───── Data listing ─────

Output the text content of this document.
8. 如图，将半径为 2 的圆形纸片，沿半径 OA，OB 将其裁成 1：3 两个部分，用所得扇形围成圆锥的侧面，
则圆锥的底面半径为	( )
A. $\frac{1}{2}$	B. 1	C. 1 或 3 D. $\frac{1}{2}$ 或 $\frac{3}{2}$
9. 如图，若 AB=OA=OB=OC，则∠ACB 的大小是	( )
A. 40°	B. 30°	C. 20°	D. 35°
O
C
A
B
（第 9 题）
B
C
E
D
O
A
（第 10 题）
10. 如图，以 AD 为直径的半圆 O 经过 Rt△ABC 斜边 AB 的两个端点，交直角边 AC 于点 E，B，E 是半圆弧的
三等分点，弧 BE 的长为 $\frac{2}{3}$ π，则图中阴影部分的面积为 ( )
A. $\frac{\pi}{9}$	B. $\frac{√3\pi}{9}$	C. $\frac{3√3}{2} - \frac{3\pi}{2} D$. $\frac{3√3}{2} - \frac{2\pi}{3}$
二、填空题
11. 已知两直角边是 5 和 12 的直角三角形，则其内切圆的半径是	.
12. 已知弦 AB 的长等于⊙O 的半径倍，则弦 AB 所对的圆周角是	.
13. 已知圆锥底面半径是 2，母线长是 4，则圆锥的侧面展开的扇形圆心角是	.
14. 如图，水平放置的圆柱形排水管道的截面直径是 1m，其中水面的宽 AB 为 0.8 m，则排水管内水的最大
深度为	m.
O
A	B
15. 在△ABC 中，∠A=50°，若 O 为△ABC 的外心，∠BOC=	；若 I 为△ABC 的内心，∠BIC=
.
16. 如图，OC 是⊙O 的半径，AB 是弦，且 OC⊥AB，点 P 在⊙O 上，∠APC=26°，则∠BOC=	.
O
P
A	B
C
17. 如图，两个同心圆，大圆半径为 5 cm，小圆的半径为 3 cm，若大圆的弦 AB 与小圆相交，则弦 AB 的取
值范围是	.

─────

Copy out each line of the data containing the string "frac".

A. $\frac{1}{2}$	B. 1	C. 1 或 3 D. $\frac{1}{2}$ 或 $\frac{3}{2}$
三等分点，弧 BE 的长为 $\frac{2}{3}$ π，则图中阴影部分的面积为 ( )
A. $\frac{\pi}{9}$	B. $\frac{√3\pi}{9}$	C. $\frac{3√3}{2} - \frac{3\pi}{2} D$. $\frac{3√3}{2} - \frac{2\pi}{3}$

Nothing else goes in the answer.